#### [DESCRIPTION OF THE TASK]
In the abstract on cerebrospinal fluid testing below, translate this sentence into Spanish: "Once a tumor has metastasized to the brain, circulating tumor cells (CTCs) and circulating tumor DNA (ctDNA) can be found in the cerebrospinal fluid (CSF)."

#### [EXERCISE PASSAGE]
>>>>>

BIOM-08. TARGETSELECTORTM CEREBROSPINAL FLUID (CSF) CIRCULATING TUMOR CELLS AND BIOMARKER ANALYSIS: IMPROVING SENSITIVITY AND TARGETED TREATMENT OPTIONS IN BREAST AND NSCLC CANCER PATIENTS WITH CNS INVOLVEMENT

Abstract

Abstract BACKGROUND Liquid biopsy has emerged as a minimally invasive and cost-effective strategy to assess cancer biomarkers without the risk of complications associated with biopsies. Once a tumor has metastasized to the brain, circulating tumor cells (CTCs) and circulating tumor DNA (ctDNA) can be found in the cerebrospinal fluid (CSF). We analyzed CSF samples from patients(pts) with primary lung or breast cancer with either brain (BM) or leptomeningeal disease (LMD). Here we report the analytical and clinical validation of Target Selector™ CSF assays. METHODS CSF was collected prospectively from pts with a prior solid tumor diagnosis and confirmed or clinical/ radiological suspicion of BM or LMD. CTCs were captured in microfluidic channel and classified as either CK+ or CK-. Cell-free total nucleic acids (cfTNA) was extracted from CSF supernatant and underwent both Target Selector™ single gene and next-generation sequencing (NGS) NSCLC and breast multi-gene testing. For NGS, data analysis was performed using Torrent Suite with annotation and curation by Ion Reporter and Oncomine Knowledgebase Reporter software. RESULTS The Target Selector™ CTC platform assays performed on clinical samples (n = 89) resulted in clinical sensitivity = 80.0%, clinical specificity = 96.6%, positive predictive value (PPV) = 98%, negative predictive value (NPV) = 70.0% at a limit of detection of 2 CTCs. For molecular analyses, Target Selector™ platform assays resulted in clinical sensitivity = 85.2%, clinical specificity = 88.3%, PPV = 76.7%, and NPV = 93.0%. CONCLUSIONS Target Selector™ is a viable and sensitive platform for CTC detection and molecular analysis of CSF samples from patients with NSCLC or breast cancer with CNS metastases compared to the current standard of care (CSF cytology) and when imaging findings are equivocal. Identifying CTCs and actionable biomarkers can help to confirm CNS involvement when clinically suspected, guide targeted therapy selection and potentially monitor treatment response.

<<<<<

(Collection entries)
>>>>>

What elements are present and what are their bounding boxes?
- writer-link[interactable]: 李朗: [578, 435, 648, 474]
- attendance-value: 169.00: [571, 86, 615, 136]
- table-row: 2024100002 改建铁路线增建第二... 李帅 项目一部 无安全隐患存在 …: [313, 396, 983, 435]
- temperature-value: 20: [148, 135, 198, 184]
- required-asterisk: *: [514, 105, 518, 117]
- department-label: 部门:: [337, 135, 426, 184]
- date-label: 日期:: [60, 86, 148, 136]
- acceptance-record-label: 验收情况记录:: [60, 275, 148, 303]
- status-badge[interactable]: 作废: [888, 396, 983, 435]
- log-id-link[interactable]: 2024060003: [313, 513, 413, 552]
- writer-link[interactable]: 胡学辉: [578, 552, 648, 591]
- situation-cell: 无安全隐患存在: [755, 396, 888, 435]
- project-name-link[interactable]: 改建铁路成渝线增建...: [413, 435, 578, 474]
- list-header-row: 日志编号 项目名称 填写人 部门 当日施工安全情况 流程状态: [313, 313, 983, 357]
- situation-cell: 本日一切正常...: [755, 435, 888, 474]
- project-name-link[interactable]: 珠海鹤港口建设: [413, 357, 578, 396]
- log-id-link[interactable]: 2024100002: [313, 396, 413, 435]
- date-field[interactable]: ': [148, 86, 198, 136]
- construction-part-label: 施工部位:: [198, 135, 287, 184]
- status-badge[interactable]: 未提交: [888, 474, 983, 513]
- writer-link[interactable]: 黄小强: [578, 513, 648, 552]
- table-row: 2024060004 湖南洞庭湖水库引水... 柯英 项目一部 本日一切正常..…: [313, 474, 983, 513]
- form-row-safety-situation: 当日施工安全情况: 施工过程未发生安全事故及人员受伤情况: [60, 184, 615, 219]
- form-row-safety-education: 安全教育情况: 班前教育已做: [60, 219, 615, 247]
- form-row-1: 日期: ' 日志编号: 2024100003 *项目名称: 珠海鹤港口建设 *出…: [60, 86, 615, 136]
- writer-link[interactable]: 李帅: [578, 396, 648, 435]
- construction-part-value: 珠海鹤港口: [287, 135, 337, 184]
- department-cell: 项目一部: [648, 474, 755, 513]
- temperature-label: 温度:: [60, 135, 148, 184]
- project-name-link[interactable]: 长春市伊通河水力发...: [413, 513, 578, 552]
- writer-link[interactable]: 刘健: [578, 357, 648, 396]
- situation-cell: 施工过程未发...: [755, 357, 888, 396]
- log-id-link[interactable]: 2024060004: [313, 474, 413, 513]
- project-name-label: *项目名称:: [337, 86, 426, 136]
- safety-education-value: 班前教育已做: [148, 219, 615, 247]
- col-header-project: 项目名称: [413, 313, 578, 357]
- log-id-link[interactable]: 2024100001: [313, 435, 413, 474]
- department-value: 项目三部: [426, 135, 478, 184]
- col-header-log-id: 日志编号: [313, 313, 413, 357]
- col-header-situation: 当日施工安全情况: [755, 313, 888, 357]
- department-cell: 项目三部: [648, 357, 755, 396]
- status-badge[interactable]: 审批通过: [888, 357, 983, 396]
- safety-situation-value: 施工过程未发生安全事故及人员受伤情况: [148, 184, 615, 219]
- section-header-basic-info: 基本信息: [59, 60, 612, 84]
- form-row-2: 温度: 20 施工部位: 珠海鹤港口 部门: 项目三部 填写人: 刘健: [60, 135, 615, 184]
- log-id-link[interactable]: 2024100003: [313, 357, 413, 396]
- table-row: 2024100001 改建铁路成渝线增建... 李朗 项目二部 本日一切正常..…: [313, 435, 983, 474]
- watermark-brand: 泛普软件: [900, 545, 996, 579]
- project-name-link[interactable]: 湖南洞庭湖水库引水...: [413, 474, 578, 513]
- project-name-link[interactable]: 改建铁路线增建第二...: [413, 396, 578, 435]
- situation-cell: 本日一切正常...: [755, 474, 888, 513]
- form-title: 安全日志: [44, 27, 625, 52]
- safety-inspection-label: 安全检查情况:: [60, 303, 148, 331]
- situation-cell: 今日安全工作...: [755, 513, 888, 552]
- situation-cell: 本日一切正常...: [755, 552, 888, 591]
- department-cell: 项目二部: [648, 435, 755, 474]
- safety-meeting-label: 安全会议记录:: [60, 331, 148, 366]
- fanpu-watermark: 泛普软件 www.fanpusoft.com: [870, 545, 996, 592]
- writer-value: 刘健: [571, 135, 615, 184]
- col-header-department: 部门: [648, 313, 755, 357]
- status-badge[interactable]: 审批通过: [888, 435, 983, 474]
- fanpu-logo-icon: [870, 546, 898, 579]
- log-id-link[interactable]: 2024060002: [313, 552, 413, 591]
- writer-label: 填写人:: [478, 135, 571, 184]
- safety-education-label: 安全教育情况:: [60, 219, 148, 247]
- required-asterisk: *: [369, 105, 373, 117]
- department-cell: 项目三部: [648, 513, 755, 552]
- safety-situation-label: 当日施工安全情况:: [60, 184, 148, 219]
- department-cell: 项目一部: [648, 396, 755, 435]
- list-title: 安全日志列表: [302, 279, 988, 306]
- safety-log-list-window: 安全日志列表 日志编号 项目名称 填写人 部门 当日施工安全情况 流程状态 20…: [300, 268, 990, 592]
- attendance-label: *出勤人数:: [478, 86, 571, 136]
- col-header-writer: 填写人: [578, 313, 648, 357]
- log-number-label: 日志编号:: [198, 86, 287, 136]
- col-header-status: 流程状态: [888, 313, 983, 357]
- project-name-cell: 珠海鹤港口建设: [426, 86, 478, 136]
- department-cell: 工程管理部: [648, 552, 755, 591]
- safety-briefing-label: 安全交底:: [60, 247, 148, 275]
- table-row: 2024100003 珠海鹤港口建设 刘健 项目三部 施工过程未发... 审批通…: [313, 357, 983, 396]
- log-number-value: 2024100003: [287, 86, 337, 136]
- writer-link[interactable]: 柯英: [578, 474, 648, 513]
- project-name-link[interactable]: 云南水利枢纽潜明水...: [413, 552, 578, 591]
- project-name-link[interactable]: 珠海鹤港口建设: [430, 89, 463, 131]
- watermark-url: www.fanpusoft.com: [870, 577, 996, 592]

<<<<<

#### [ANSWER BOX]
Una vez que un tumor ha hecho metástasis en el cerebro, pueden encontrarse células tumorales circulantes (CTC) y ADN tumoral circulante (ADNtc) en el líquido cefalorraquídeo (LCR).